» **Description of the task**
Rewrite the stretch of the records from the line containing "bottom-sheet: 分割会议室1 本地机柜" through the line containing "connector-jack [399, 727, 407, 735]" as a Markdown table with two columns, Row and Line: the row number and the line itself. Include both end lines and skip any blank lines.

» **Task input**

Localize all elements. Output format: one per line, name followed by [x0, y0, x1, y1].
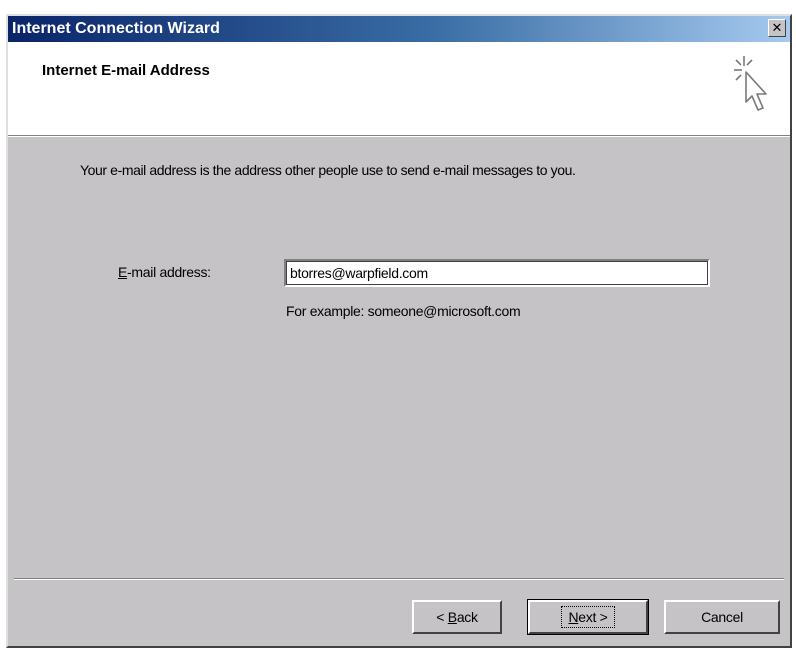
back-button-accelerator: B: [447, 609, 457, 625]
wizard-header: Internet E-mail Address: [8, 42, 790, 136]
window-title: Internet Connection Wizard: [12, 20, 220, 37]
example-text: For example: someone@microsoft.com: [286, 303, 521, 319]
header-divider: [8, 136, 790, 137]
next-button-focus: Next >: [561, 606, 615, 628]
title-bar[interactable]: Internet Connection Wizard ✕: [8, 16, 790, 42]
page-title: Internet E-mail Address: [42, 62, 210, 79]
back-button[interactable]: < Back: [412, 600, 502, 634]
email-label-accelerator: E: [118, 264, 128, 280]
email-label-text: -mail address:: [127, 264, 211, 280]
close-button[interactable]: ✕: [768, 19, 786, 37]
email-input[interactable]: [284, 259, 710, 287]
cancel-button-label: Cancel: [701, 609, 743, 625]
wizard-window: Internet Connection Wizard ✕ Internet E-…: [6, 14, 792, 648]
next-button[interactable]: Next >: [527, 599, 649, 635]
wizard-cursor-icon: [734, 56, 767, 111]
email-label: E-mail address:: [118, 264, 211, 280]
back-button-label: ack: [456, 609, 478, 625]
cancel-button[interactable]: Cancel: [664, 600, 780, 634]
back-button-prefix: <: [436, 609, 448, 625]
footer-divider: [14, 578, 784, 580]
close-icon: ✕: [771, 20, 783, 36]
description-text: Your e-mail address is the address other…: [80, 162, 576, 178]
next-button-label: ext >: [578, 609, 608, 625]
next-button-accelerator: N: [568, 609, 579, 625]
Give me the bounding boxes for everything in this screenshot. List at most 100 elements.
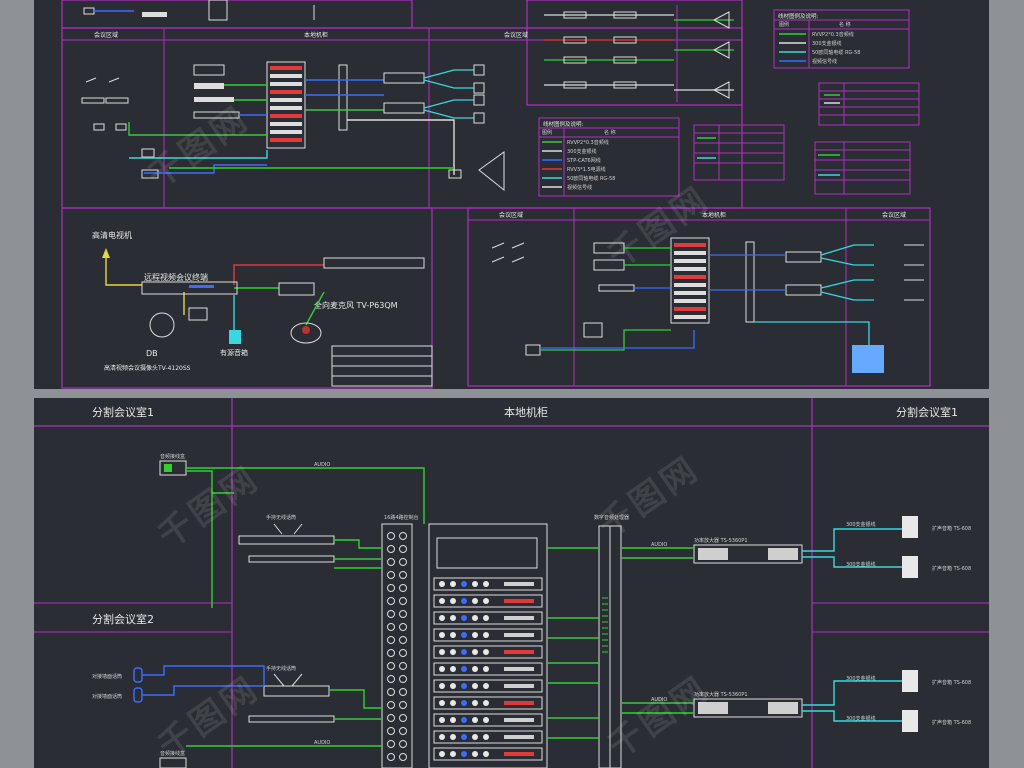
bottom-sheet: 分割会议室1 本地机柜 分割会议室1 分割会议室2 音频接线盒 音频接线盒 对接… [34, 398, 989, 768]
channel-knob [450, 700, 456, 706]
channel-knob [483, 649, 489, 655]
connector-jack [387, 727, 395, 735]
connector-jack [387, 597, 395, 605]
speaker-label: 有源音箱 [220, 348, 248, 357]
section-a-left-header: 会议区域 [94, 31, 118, 39]
connector-jack [387, 662, 395, 670]
legend-b-row-4: RVV3*1.5电源线 [567, 166, 606, 173]
bottom-left-header: 分割会议室1 [92, 405, 154, 419]
channel-fader [504, 650, 534, 654]
rack-slot [674, 307, 706, 311]
legend-b-title: 线材图例及说明: [543, 120, 584, 128]
channel-knob [439, 632, 445, 638]
connector-jack [387, 558, 395, 566]
rack-slot [674, 315, 706, 319]
rack-slot [270, 130, 302, 134]
channel-knob [461, 734, 467, 740]
channel-knob [483, 666, 489, 672]
rack-slot [270, 90, 302, 94]
channel-knob [439, 683, 445, 689]
connector-jack [387, 688, 395, 696]
channel-fader [504, 599, 534, 603]
channel-fader [504, 718, 534, 722]
speaker-1-label: 扩声音箱 TS-608 [932, 525, 971, 532]
tv-label: 高清电视机 [92, 230, 132, 240]
connector-jack [399, 545, 407, 553]
connector-jack [399, 571, 407, 579]
channel-knob [461, 615, 467, 621]
channel-knob [461, 751, 467, 757]
section-d-left-header: 会议区域 [499, 211, 523, 219]
bottom-diagram: 分割会议室1 本地机柜 分割会议室1 分割会议室2 音频接线盒 音频接线盒 对接… [34, 398, 989, 768]
bottom-right-header: 分割会议室1 [896, 405, 958, 419]
rack-slot [270, 82, 302, 86]
wire-label-1: AUDIO [314, 462, 330, 468]
rack-label: 16路4路控制台 [384, 514, 419, 521]
connector-jack [399, 688, 407, 696]
connector-jack [399, 584, 407, 592]
channel-knob [472, 683, 478, 689]
legend-b: 线材图例及说明: 图例 名 称 RVVP2*0.3音频线 300支金银线 STP… [538, 117, 680, 197]
connector-jack [399, 649, 407, 657]
channel-fader [504, 582, 534, 586]
channel-knob [483, 683, 489, 689]
rack-slot [270, 74, 302, 78]
connector-jack [399, 714, 407, 722]
connector-jack [399, 727, 407, 735]
wireless-mic-unit-1: 手持无线话筒 [238, 514, 335, 563]
amplifier-1: 功率放大器 TS-5360P1 [693, 537, 803, 564]
amplifier-2: 功率放大器 TS-5360P1 [693, 691, 803, 718]
rack-slot [270, 138, 302, 142]
legend-b-col-icon: 图例 [542, 129, 552, 136]
legend-a-row-4: 视频信号线 [812, 58, 837, 65]
rack-slot [674, 275, 706, 279]
connector-jack [399, 753, 407, 761]
channel-knob [439, 598, 445, 604]
channel-knob [461, 666, 467, 672]
rack-slot [270, 98, 302, 102]
channel-knob [439, 734, 445, 740]
wall-panel-2-label: 音频接线盒 [160, 750, 185, 757]
rack-slot [674, 267, 706, 271]
connector-jack [399, 532, 407, 540]
connector-jack [387, 701, 395, 709]
connector-jack [387, 584, 395, 592]
legend-b-row-6: 视频信号线 [567, 184, 592, 191]
channel-fader [504, 735, 534, 739]
connector-jack [399, 558, 407, 566]
channel-knob [483, 615, 489, 621]
connector-jack [387, 753, 395, 761]
channel-knob [461, 649, 467, 655]
amp-1-label: 功率放大器 TS-5360P1 [694, 537, 748, 544]
channel-knob [461, 598, 467, 604]
legend-b-row-2: 300支金银线 [567, 148, 597, 155]
channel-knob [450, 615, 456, 621]
channel-knob [472, 700, 478, 706]
wireless-mic-1-label: 手持无线话筒 [266, 514, 296, 521]
connector-jack [387, 545, 395, 553]
channel-fader [504, 616, 534, 620]
channel-knob [439, 649, 445, 655]
rack-slot [270, 122, 302, 126]
channel-fader [504, 667, 534, 671]
channel-knob [450, 734, 456, 740]
speakers: 扩声音箱 TS-608 扩声音箱 TS-608 扩声音箱 TS-608 扩声音箱… [846, 516, 971, 732]
mic-label: 全向麦克风 TV-P63QM [314, 300, 398, 310]
channel-knob [439, 615, 445, 621]
channel-knob [472, 734, 478, 740]
legend-b-row-3: STP-CAT6网线 [567, 157, 601, 164]
channel-knob [483, 581, 489, 587]
legend-a-row-2: 300支金银线 [812, 40, 842, 47]
legend-a: 线材图例及说明: 图例 名 称 RVVP2*0.3音频线 300支金银线 50欧… [773, 9, 910, 69]
connector-jack [387, 571, 395, 579]
section-a-mid-header: 本地机柜 [304, 31, 328, 39]
channel-knob [461, 717, 467, 723]
channel-knob [450, 632, 456, 638]
rack-slot [674, 299, 706, 303]
connector-jack [387, 623, 395, 631]
wireless-mic-unit-2: 手持无线话筒 [248, 665, 335, 723]
connector-jack [387, 532, 395, 540]
top-sheet: 会议区域 本地机柜 会议区域 线材图例及说明: 图例 名 称 RVVP2*0.3… [34, 0, 989, 389]
channel-knob [472, 649, 478, 655]
amp-2-label: 功率放大器 TS-5360P1 [694, 691, 748, 698]
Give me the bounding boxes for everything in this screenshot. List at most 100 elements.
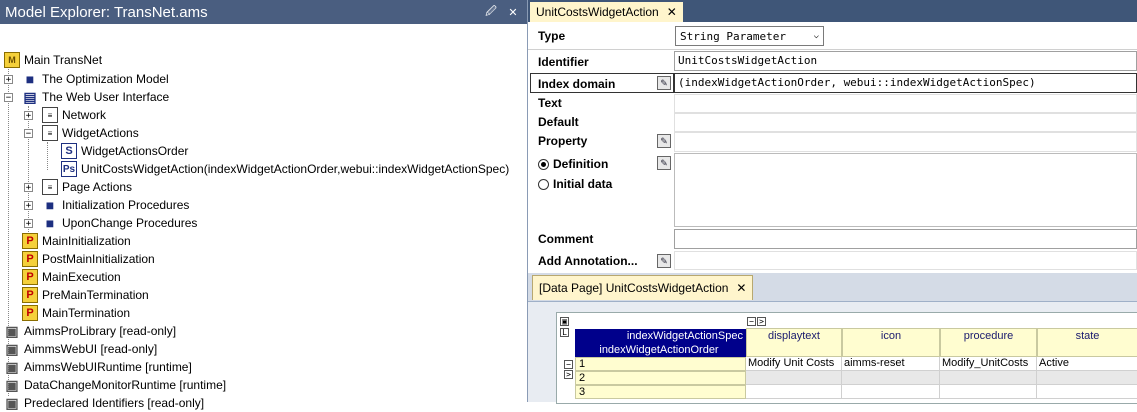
add-annotation-label[interactable]: Add Annotation...: [538, 254, 638, 268]
expand-column-icon[interactable]: >: [757, 317, 766, 326]
comment-field[interactable]: [674, 229, 1137, 249]
data-cell[interactable]: [940, 371, 1037, 385]
tree-node-datachangemonitor-runtime[interactable]: ▣ DataChangeMonitorRuntime [runtime]: [4, 376, 226, 394]
text-field[interactable]: [674, 94, 1137, 113]
collapse-row-icon[interactable]: −: [564, 360, 573, 369]
wizard-icon[interactable]: ✎: [657, 134, 671, 148]
close-icon[interactable]: ✕: [505, 6, 521, 19]
index-domain-field[interactable]: (indexWidgetActionOrder, webui::indexWid…: [674, 73, 1137, 93]
default-label: Default: [538, 115, 579, 129]
declaration-section-icon: ≡: [42, 107, 58, 123]
tree-node-uponchange-procedures[interactable]: ■ UponChange Procedures: [42, 214, 198, 232]
identifier-field[interactable]: UnitCostsWidgetAction: [674, 51, 1137, 71]
row-index-header-spec: indexWidgetActionSpec: [575, 329, 746, 343]
pin-icon[interactable]: 🖉: [483, 3, 499, 22]
data-cell[interactable]: Modify Unit Costs: [746, 357, 842, 371]
tree-node-main-transnet[interactable]: M Main TransNet: [4, 51, 102, 69]
tree-node-main-initialization[interactable]: P MainInitialization: [22, 232, 131, 250]
wizard-icon[interactable]: ✎: [657, 76, 671, 90]
tree-node-optimization-model[interactable]: ■ The Optimization Model: [22, 70, 169, 88]
tree-node-label: WidgetActions: [62, 126, 139, 140]
definition-radio[interactable]: Definition: [538, 157, 608, 171]
tree-node-initialization-procedures[interactable]: ■ Initialization Procedures: [42, 196, 190, 214]
library-icon: ▣: [5, 394, 19, 411]
close-tab-icon[interactable]: ✕: [736, 281, 746, 295]
data-cell[interactable]: [746, 371, 842, 385]
collapse-column-icon[interactable]: −: [747, 317, 756, 326]
identifier-label: Identifier: [538, 55, 589, 69]
data-cell[interactable]: [1037, 385, 1137, 399]
open-book-icon: ▤: [23, 88, 37, 105]
property-label: Property: [538, 134, 588, 148]
data-cell[interactable]: [940, 385, 1037, 399]
procedure-icon: P: [22, 269, 38, 285]
library-icon: ▣: [5, 358, 19, 375]
tab-label: [Data Page] UnitCostsWidgetAction: [539, 281, 729, 295]
column-header: displaytext: [746, 328, 842, 357]
library-icon: ▣: [5, 340, 19, 357]
initial-data-radio[interactable]: Initial data: [538, 177, 612, 191]
model-explorer-panel: Model Explorer: TransNet.ams 🖉 ✕ M Main …: [0, 0, 528, 411]
tree-node-label: MainInitialization: [42, 234, 131, 248]
tree-node-pre-main-termination[interactable]: P PreMainTermination: [22, 286, 149, 304]
data-cell[interactable]: [842, 371, 940, 385]
pivot-layout-icon[interactable]: L: [560, 328, 569, 337]
expand-icon[interactable]: +: [24, 201, 33, 211]
tree-node-main-execution[interactable]: P MainExecution: [22, 268, 121, 286]
model-icon: M: [4, 52, 20, 68]
definition-label: Definition: [553, 157, 609, 171]
expand-row-icon[interactable]: >: [564, 370, 573, 379]
tree-node-widget-actions-order[interactable]: S WidgetActionsOrder: [61, 142, 188, 160]
collapse-icon[interactable]: −: [24, 129, 33, 139]
data-cell[interactable]: Modify_UnitCosts: [940, 357, 1037, 371]
tree-node-label: MainExecution: [42, 270, 121, 284]
type-select[interactable]: String Parameter ⌵: [675, 26, 824, 46]
tree-node-network[interactable]: ≡ Network: [42, 106, 106, 124]
declaration-section-icon: ≡: [42, 179, 58, 195]
tree-node-aimms-pro-library[interactable]: ▣ AimmsProLibrary [read-only]: [4, 322, 176, 340]
data-cell[interactable]: aimms-reset: [842, 357, 940, 371]
expand-icon[interactable]: +: [24, 111, 33, 121]
tree-node-label: The Web User Interface: [42, 90, 170, 104]
wizard-icon[interactable]: ✎: [657, 254, 671, 268]
property-field[interactable]: [674, 132, 1137, 152]
expand-icon[interactable]: +: [4, 75, 13, 85]
tree-node-label: AimmsWebUIRuntime [runtime]: [24, 360, 192, 374]
tree-node-post-main-initialization[interactable]: P PostMainInitialization: [22, 250, 155, 268]
attribute-tab-strip: UnitCostsWidgetAction ✕: [528, 0, 1137, 22]
tree-node-aimms-webui[interactable]: ▣ AimmsWebUI [read-only]: [4, 340, 157, 358]
tree-node-label: MainTermination: [42, 306, 131, 320]
pivot-toggle-icon[interactable]: ▣: [560, 317, 569, 326]
data-cell[interactable]: [1037, 371, 1137, 385]
library-icon: ▣: [5, 322, 19, 339]
default-field[interactable]: [674, 113, 1137, 132]
data-page-panel: [Data Page] UnitCostsWidgetAction ✕ ▣ L …: [528, 273, 1137, 404]
collapse-icon[interactable]: −: [4, 93, 13, 103]
tab-data-page[interactable]: [Data Page] UnitCostsWidgetAction ✕: [532, 275, 754, 300]
expand-icon[interactable]: +: [24, 219, 33, 229]
tree-node-page-actions[interactable]: ≡ Page Actions: [42, 178, 132, 196]
definition-field[interactable]: [674, 153, 1137, 227]
annotation-field[interactable]: [674, 251, 1137, 270]
tree-node-label: Network: [62, 108, 107, 122]
initial-data-label: Initial data: [553, 177, 613, 191]
data-cell[interactable]: [746, 385, 842, 399]
tree-node-widget-actions[interactable]: ≡ WidgetActions: [42, 124, 139, 142]
tree-node-label: DataChangeMonitorRuntime [runtime]: [24, 378, 227, 392]
data-cell[interactable]: [842, 385, 940, 399]
tree-node-label: Predeclared Identifiers [read-only]: [24, 396, 205, 410]
tree-node-label: PreMainTermination: [42, 288, 149, 302]
radio-unselected-icon: [538, 178, 549, 190]
close-tab-icon[interactable]: ✕: [667, 5, 677, 19]
column-header: state: [1037, 328, 1137, 357]
expand-icon[interactable]: +: [24, 183, 33, 193]
tree-node-aimms-webui-runtime[interactable]: ▣ AimmsWebUIRuntime [runtime]: [4, 358, 192, 376]
data-cell[interactable]: Active: [1037, 357, 1137, 371]
wizard-icon[interactable]: ✎: [657, 156, 671, 170]
tree-node-main-termination[interactable]: P MainTermination: [22, 304, 130, 322]
tree-node-web-user-interface[interactable]: ▤ The Web User Interface: [22, 88, 169, 106]
tree-node-unit-costs-widget-action[interactable]: Ps UnitCostsWidgetAction(indexWidgetActi…: [61, 160, 509, 178]
tree-node-predeclared-identifiers[interactable]: ▣ Predeclared Identifiers [read-only]: [4, 394, 204, 412]
tab-unit-costs-widget-action[interactable]: UnitCostsWidgetAction ✕: [530, 2, 683, 22]
type-label: Type: [538, 29, 566, 43]
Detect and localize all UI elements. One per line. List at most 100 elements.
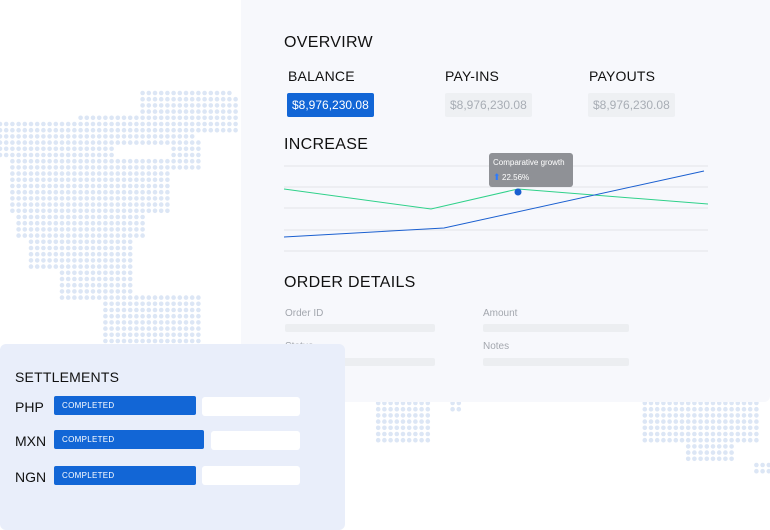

» **Expected output**
| Row | Line |
|---|---|
| 1 | bottom-sheet: 分割会议室1 本地机柜 分割会议室1 分割会议室2 音频接线盒 音频接线盒 对接… [34, 398, 989, 768] |
| 2 | channel-knob [450, 700, 456, 706] |
| 3 | channel-knob [483, 649, 489, 655] |
| 4 | connector-jack [387, 727, 395, 735] |
| 5 | connector-jack [387, 597, 395, 605] |
| 6 | speaker-label: 有源音箱 [220, 348, 248, 357] |
| 7 | section-a-left-header: 会议区域 [94, 31, 118, 39] |
| 8 | connector-jack [387, 662, 395, 670] |
| 9 | legend-b-row-4: RVV3*1.5电源线 [567, 166, 606, 173] |
| 10 | bottom-left-header: 分割会议室1 [92, 405, 154, 419] |
| 11 | channel-fader [504, 650, 534, 654] |
| 12 | rack-slot [674, 307, 706, 311] |
| 13 | legend-b-title: 线材图例及说明: [543, 120, 584, 128] |
| 14 | channel-knob [439, 632, 445, 638] |
| 15 | connector-jack [387, 558, 395, 566] |
| 16 | rack-slot [674, 315, 706, 319] |
| 17 | rack-slot [270, 130, 302, 134] |
| 18 | channel-knob [461, 734, 467, 740] |
| 19 | channel-knob [483, 666, 489, 672] |
| 20 | rack-slot [270, 90, 302, 94] |
| 21 | channel-knob [439, 683, 445, 689] |
| 22 | connector-jack [387, 688, 395, 696] |
| 23 | channel-fader [504, 599, 534, 603] |
| 24 | channel-fader [504, 718, 534, 722] |
| 25 | speaker-1-label: 扩声音箱 TS-608 [932, 525, 971, 532] |
| 26 | tv-label: 高清电视机 [92, 230, 132, 240] |
| 27 | connector-jack [399, 545, 407, 553] |
| 28 | connector-jack [399, 571, 407, 579] |
| 29 | channel-knob [461, 615, 467, 621] |
| 30 | channel-knob [461, 751, 467, 757] |
| 31 | section-d-left-header: 会议区域 [499, 211, 523, 219] |
| 32 | bottom-diagram: 分割会议室1 本地机柜 分割会议室1 分割会议室2 音频接线盒 音频接线盒 对接… [34, 398, 989, 768] |
| 33 | bottom-right-header: 分割会议室1 [896, 405, 958, 419] |
| 34 | rack-slot [270, 82, 302, 86] |
| 35 | wire-label-1: AUDIO [314, 462, 330, 468] |
| 36 | rack-label: 16路4路控制台 [384, 514, 419, 521] |
| 37 | connector-jack [399, 688, 407, 696] |
| 38 | connector-jack [399, 584, 407, 592] |
| 39 | channel-knob [472, 683, 478, 689] |
| 40 | legend-b: 线材图例及说明: 图例 名 称 RVVP2*0.3音频线 300支金银线 STP… [538, 117, 680, 197] |
| 41 | connector-jack [399, 649, 407, 657] |
| 42 | channel-fader [504, 582, 534, 586] |
| 43 | channel-knob [483, 683, 489, 689] |
| 44 | rack-slot [270, 74, 302, 78] |
| 45 | connector-jack [399, 714, 407, 722] |
| 46 | connector-jack [399, 727, 407, 735] |